▸ **What you need to do**
Reproduce all entries precisely as they are written.

━━━ Entries supplied ━━━

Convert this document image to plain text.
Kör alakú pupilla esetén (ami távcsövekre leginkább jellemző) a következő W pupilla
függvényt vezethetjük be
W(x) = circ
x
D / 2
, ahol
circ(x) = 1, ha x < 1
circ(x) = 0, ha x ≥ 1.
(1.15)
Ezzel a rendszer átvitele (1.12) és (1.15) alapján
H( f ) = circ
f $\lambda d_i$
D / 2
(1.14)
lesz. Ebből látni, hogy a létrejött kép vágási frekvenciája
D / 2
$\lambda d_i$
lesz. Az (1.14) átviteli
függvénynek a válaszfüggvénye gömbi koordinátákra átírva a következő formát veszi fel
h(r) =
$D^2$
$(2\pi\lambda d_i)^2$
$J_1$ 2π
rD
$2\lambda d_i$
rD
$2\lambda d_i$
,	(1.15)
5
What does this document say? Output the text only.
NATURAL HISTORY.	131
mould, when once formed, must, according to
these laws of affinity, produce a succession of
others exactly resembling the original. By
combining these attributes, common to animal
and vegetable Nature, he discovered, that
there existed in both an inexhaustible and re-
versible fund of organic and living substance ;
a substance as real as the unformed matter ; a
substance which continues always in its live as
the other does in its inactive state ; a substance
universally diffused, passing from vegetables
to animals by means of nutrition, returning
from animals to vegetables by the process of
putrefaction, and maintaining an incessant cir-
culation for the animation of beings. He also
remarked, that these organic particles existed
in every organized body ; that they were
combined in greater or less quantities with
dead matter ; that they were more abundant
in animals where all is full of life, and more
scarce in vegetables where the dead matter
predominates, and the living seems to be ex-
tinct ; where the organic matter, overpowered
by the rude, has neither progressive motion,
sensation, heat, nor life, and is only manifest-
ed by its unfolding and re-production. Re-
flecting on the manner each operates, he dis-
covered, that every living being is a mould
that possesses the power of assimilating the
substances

━━━

▸ **Solution for this problem**
Convert this document image to plain text.
Kör alakú pupilla esetén (ami távcsövekre leginkább jellemző) a következő W pupilla
függvényt vezethetjük be
W(x) = circ
x
D / 2
, ahol
circ(x) = 1, ha x < 1
circ(x) = 0, ha x ≥ 1.
(1.15)
Ezzel a rendszer átvitele (1.12) és (1.15) alapján
H( f ) = circ
f $\lambda d_i$
D / 2
(1.14)
lesz. Ebből látni, hogy a létrejött kép vágási frekvenciája
D / 2
$\lambda d_i$
lesz. Az (1.14) átviteli
függvénynek a válaszfüggvénye gömbi koordinátákra átírva a következő formát veszi fel
h(r) =
$D^2$
$(2\pi\lambda d_i)^2$
$J_1$ 2π
rD
$2\lambda d_i$
rD
$2\lambda d_i$
,	(1.15)
5
What does this document say? Output the text only.
NATURAL HISTORY.	131
mould, when once formed, must, according to
these laws of affinity, produce a succession of
others exactly resembling the original. By
combining these attributes, common to animal
and vegetable Nature, he discovered, that
there existed in both an inexhaustible and re-
versible fund of organic and living substance ;
a substance as real as the unformed matter ; a
substance which continues always in its live as
the other does in its inactive state ; a substance
universally diffused, passing from vegetables
to animals by means of nutrition, returning
from animals to vegetables by the process of
putrefaction, and maintaining an incessant cir-
culation for the animation of beings. He also
remarked, that these organic particles existed
in every organized body ; that they were
combined in greater or less quantities with
dead matter ; that they were more abundant
in animals where all is full of life, and more
scarce in vegetables where the dead matter
predominates, and the living seems to be ex-
tinct ; where the organic matter, overpowered
by the rude, has neither progressive motion,
sensation, heat, nor life, and is only manifest-
ed by its unfolding and re-production. Re-
flecting on the manner each operates, he dis-
covered, that every living being is a mould
that possesses the power of assimilating the
substances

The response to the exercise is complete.